— START Source records —
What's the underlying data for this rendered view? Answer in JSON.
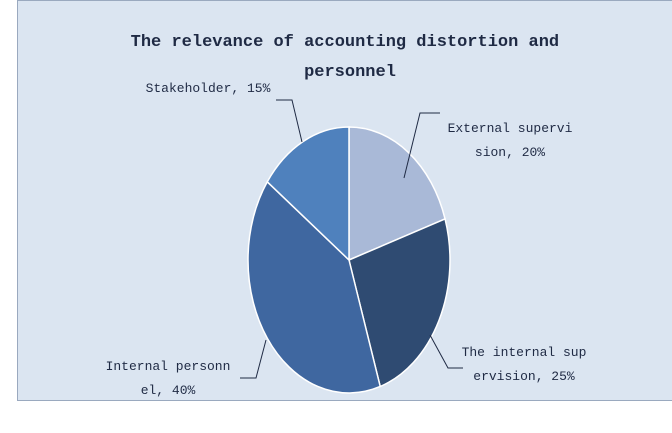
{
  "chart_data": {
    "type": "pie",
    "title": "The relevance of accounting distortion and personnel",
    "values": [
      20,
      25,
      40,
      15
    ],
    "value_labels": [
      "External supervision, 20%",
      "The internal supervision, 25%",
      "Internal personnel, 40%",
      "Stakeholder, 15%"
    ],
    "colors": [
      "#a9b9d7",
      "#2f4b72",
      "#3f67a0",
      "#4f81bd"
    ]
  }
}
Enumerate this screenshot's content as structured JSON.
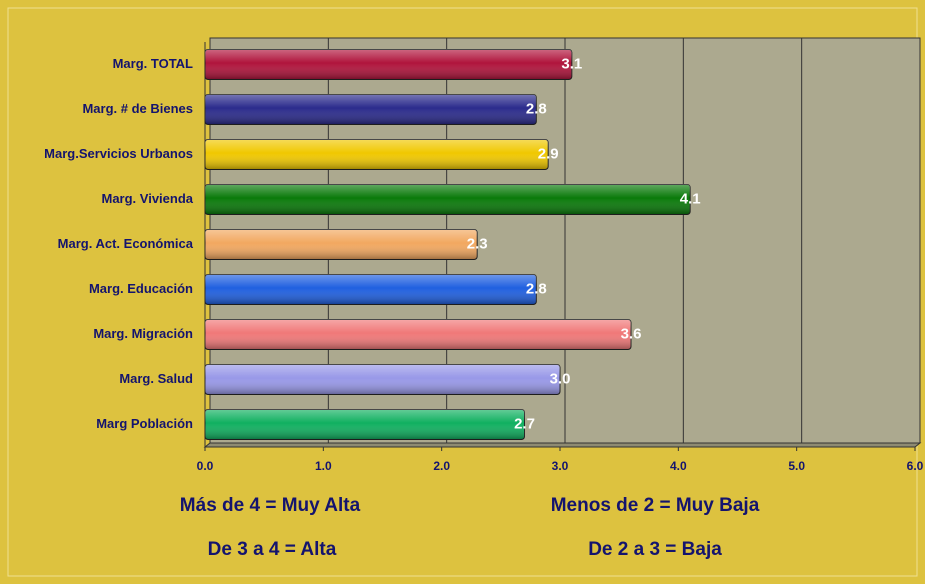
{
  "chart_data": {
    "type": "hbar",
    "categories": [
      "Marg. TOTAL",
      "Marg. # de Bienes",
      "Marg.Servicios Urbanos",
      "Marg. Vivienda",
      "Marg. Act. Económica",
      "Marg. Educación",
      "Marg. Migración",
      "Marg. Salud",
      "Marg Población"
    ],
    "values": [
      3.1,
      2.8,
      2.9,
      4.1,
      2.3,
      2.8,
      3.6,
      3.0,
      2.7
    ],
    "value_labels": [
      "3.1",
      "2.8",
      "2.9",
      "4.1",
      "2.3",
      "2.8",
      "3.6",
      "3.0",
      "2.7"
    ],
    "colors": [
      "#b0143c",
      "#2b2b8c",
      "#f0c800",
      "#0a7a0a",
      "#f2a860",
      "#2060e0",
      "#f07878",
      "#9898e8",
      "#10b060"
    ],
    "xlim": [
      0,
      6
    ],
    "xticks": [
      {
        "value": 0,
        "label": "0.0"
      },
      {
        "value": 1,
        "label": "1.0"
      },
      {
        "value": 2,
        "label": "2.0"
      },
      {
        "value": 3,
        "label": "3.0"
      },
      {
        "value": 4,
        "label": "4.0"
      },
      {
        "value": 5,
        "label": "5.0"
      },
      {
        "value": 6,
        "label": "6.0"
      }
    ],
    "grid": true,
    "annotations": [
      "Más de 4 = Muy Alta",
      "Menos de 2 = Muy Baja",
      "De 3 a 4 = Alta",
      "De 2 a 3 = Baja"
    ]
  }
}
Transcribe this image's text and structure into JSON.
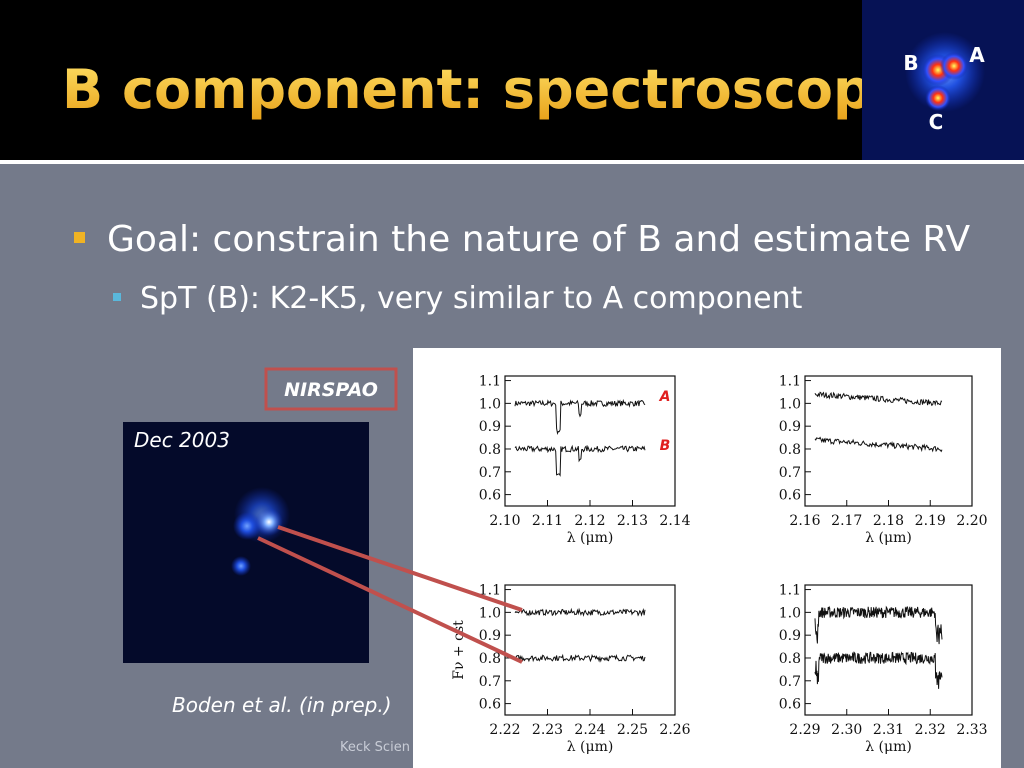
{
  "header": {
    "title": "B component: spectroscopy",
    "inset_labels": [
      "A",
      "B",
      "C"
    ]
  },
  "bullets": [
    {
      "text": "Goal: constrain the nature of B and estimate RV",
      "sub": [
        "SpT (B): K2-K5, very similar to A component"
      ]
    }
  ],
  "nirspao_label": "NIRSPAO",
  "image_caption": "Dec 2003",
  "citation": "Boden et al. (in prep.)",
  "footer": "Keck Scien",
  "figure": {
    "ylabel": "Fν + cst",
    "xlabel": "λ (μm)",
    "series_labels": [
      "A",
      "B"
    ],
    "ylim": [
      0.55,
      1.12
    ],
    "yticks": [
      1.1,
      {
        "value": 1,
        "label": "1.0"
      },
      0.9,
      0.8,
      0.7,
      0.6
    ],
    "panels": [
      {
        "xlim": [
          2.1,
          2.14
        ],
        "xticks": [
          {
            "value": 2.1,
            "label": "2.10"
          },
          2.11,
          2.12,
          2.13,
          2.14
        ]
      },
      {
        "xlim": [
          2.16,
          2.2
        ],
        "xticks": [
          2.16,
          2.17,
          2.18,
          2.19,
          {
            "value": 2.2,
            "label": "2.20"
          }
        ]
      },
      {
        "xlim": [
          2.22,
          2.26
        ],
        "xticks": [
          2.22,
          2.23,
          2.24,
          2.25,
          2.26
        ]
      },
      {
        "xlim": [
          2.29,
          2.33
        ],
        "xticks": [
          2.29,
          {
            "value": 2.3,
            "label": "2.30"
          },
          2.31,
          2.32,
          2.33
        ]
      }
    ]
  }
}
— END Source records —
## To be done
Print the records word for word and exclude any picture they hold.

## Exercise answer
What's the underlying data for this rendered view? Answer in JSON.
{
  "chart_data": {
    "type": "pie",
    "title": "The relevance of accounting distortion and personnel",
    "values": [
      20,
      25,
      40,
      15
    ],
    "value_labels": [
      "External supervision, 20%",
      "The internal supervision, 25%",
      "Internal personnel, 40%",
      "Stakeholder, 15%"
    ],
    "colors": [
      "#a9b9d7",
      "#2f4b72",
      "#3f67a0",
      "#4f81bd"
    ]
  }
}
Enumerate this screenshot's content as structured JSON.
{
  "chart_data": {
    "type": "hbar",
    "categories": [
      "Marg. TOTAL",
      "Marg. # de Bienes",
      "Marg.Servicios Urbanos",
      "Marg. Vivienda",
      "Marg. Act. Económica",
      "Marg. Educación",
      "Marg. Migración",
      "Marg. Salud",
      "Marg Población"
    ],
    "values": [
      3.1,
      2.8,
      2.9,
      4.1,
      2.3,
      2.8,
      3.6,
      3.0,
      2.7
    ],
    "value_labels": [
      "3.1",
      "2.8",
      "2.9",
      "4.1",
      "2.3",
      "2.8",
      "3.6",
      "3.0",
      "2.7"
    ],
    "colors": [
      "#b0143c",
      "#2b2b8c",
      "#f0c800",
      "#0a7a0a",
      "#f2a860",
      "#2060e0",
      "#f07878",
      "#9898e8",
      "#10b060"
    ],
    "xlim": [
      0,
      6
    ],
    "xticks": [
      {
        "value": 0,
        "label": "0.0"
      },
      {
        "value": 1,
        "label": "1.0"
      },
      {
        "value": 2,
        "label": "2.0"
      },
      {
        "value": 3,
        "label": "3.0"
      },
      {
        "value": 4,
        "label": "4.0"
      },
      {
        "value": 5,
        "label": "5.0"
      },
      {
        "value": 6,
        "label": "6.0"
      }
    ],
    "grid": true,
    "annotations": [
      "Más de 4 = Muy Alta",
      "Menos de 2 = Muy Baja",
      "De 3 a 4 = Alta",
      "De 2 a 3 = Baja"
    ]
  }
}
Transcribe this image's text and structure into JSON.
{
  "header": {
    "title": "B component: spectroscopy",
    "inset_labels": [
      "A",
      "B",
      "C"
    ]
  },
  "bullets": [
    {
      "text": "Goal: constrain the nature of B and estimate RV",
      "sub": [
        "SpT (B): K2-K5, very similar to A component"
      ]
    }
  ],
  "nirspao_label": "NIRSPAO",
  "image_caption": "Dec 2003",
  "citation": "Boden et al. (in prep.)",
  "footer": "Keck Scien",
  "figure": {
    "ylabel": "Fν + cst",
    "xlabel": "λ (μm)",
    "series_labels": [
      "A",
      "B"
    ],
    "ylim": [
      0.55,
      1.12
    ],
    "yticks": [
      1.1,
      {
        "value": 1,
        "label": "1.0"
      },
      0.9,
      0.8,
      0.7,
      0.6
    ],
    "panels": [
      {
        "xlim": [
          2.1,
          2.14
        ],
        "xticks": [
          {
            "value": 2.1,
            "label": "2.10"
          },
          2.11,
          2.12,
          2.13,
          2.14
        ]
      },
      {
        "xlim": [
          2.16,
          2.2
        ],
        "xticks": [
          2.16,
          2.17,
          2.18,
          2.19,
          {
            "value": 2.2,
            "label": "2.20"
          }
        ]
      },
      {
        "xlim": [
          2.22,
          2.26
        ],
        "xticks": [
          2.22,
          2.23,
          2.24,
          2.25,
          2.26
        ]
      },
      {
        "xlim": [
          2.29,
          2.33
        ],
        "xticks": [
          2.29,
          {
            "value": 2.3,
            "label": "2.30"
          },
          2.31,
          2.32,
          2.33
        ]
      }
    ]
  }
}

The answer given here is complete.